Records shown start

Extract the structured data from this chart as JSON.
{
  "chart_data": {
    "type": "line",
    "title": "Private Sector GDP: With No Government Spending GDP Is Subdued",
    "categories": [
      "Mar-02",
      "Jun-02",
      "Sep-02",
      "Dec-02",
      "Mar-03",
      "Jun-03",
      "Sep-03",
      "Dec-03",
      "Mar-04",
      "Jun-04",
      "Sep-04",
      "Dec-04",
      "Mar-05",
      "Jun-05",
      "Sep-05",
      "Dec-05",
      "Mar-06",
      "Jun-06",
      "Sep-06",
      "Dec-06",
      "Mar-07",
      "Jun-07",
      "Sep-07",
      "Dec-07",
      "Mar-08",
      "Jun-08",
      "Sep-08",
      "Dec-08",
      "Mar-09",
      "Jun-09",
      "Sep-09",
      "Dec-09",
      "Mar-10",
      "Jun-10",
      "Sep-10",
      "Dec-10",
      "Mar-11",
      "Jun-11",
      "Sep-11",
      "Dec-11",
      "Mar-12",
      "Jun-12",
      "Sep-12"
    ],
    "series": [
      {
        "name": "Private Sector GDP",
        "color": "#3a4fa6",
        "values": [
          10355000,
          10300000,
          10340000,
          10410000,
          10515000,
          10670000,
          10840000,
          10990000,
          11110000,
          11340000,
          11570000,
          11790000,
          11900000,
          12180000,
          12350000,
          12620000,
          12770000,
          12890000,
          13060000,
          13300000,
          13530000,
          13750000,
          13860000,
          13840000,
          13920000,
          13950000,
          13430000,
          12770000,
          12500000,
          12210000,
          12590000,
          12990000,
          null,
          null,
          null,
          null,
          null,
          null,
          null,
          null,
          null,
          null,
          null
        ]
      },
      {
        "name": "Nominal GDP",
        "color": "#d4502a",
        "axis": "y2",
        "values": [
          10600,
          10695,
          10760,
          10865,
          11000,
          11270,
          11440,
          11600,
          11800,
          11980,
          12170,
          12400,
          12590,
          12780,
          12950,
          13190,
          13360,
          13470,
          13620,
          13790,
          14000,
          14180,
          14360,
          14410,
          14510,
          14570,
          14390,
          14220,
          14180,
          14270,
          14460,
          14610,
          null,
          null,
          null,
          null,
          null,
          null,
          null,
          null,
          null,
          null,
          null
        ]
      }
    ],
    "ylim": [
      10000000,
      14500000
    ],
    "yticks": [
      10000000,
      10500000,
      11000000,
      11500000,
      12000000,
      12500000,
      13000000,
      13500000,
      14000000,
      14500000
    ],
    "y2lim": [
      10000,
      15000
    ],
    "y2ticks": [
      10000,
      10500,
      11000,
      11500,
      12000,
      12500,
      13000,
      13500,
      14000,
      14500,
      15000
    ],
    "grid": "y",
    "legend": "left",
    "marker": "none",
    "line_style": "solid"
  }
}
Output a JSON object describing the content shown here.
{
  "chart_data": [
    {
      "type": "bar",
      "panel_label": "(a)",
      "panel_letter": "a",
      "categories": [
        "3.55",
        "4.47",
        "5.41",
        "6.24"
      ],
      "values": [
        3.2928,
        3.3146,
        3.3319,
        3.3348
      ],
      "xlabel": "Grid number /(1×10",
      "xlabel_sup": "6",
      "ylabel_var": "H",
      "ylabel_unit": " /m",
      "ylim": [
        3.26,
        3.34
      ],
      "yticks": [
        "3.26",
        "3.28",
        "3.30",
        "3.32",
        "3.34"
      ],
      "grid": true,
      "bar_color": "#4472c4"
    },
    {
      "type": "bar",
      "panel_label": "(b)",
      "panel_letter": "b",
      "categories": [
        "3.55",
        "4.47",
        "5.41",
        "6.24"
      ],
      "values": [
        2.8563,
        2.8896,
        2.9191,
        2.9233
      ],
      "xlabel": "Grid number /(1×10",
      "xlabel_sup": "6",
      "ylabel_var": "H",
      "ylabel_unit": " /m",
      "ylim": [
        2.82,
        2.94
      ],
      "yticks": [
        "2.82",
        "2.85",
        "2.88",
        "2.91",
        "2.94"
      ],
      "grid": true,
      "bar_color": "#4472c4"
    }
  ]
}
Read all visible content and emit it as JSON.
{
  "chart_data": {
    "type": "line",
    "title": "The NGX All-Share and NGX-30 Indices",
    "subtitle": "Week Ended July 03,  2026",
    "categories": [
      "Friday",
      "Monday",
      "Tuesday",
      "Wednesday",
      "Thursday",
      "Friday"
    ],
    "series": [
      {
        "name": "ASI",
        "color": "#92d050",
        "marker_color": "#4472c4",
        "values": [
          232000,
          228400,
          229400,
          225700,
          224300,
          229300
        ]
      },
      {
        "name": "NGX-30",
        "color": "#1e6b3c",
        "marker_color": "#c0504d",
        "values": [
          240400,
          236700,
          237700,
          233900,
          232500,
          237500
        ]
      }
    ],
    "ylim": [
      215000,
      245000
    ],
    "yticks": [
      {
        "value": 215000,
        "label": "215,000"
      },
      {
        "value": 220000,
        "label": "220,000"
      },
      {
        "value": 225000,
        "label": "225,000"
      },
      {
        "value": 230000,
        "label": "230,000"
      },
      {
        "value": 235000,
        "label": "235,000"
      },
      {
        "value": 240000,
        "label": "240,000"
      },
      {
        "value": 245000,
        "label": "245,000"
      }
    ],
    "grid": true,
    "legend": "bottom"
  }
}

Records shown end

Exercise: Tally up the lines holding the string "Sector" in this listing, and report the total alone.

Result for this task: 2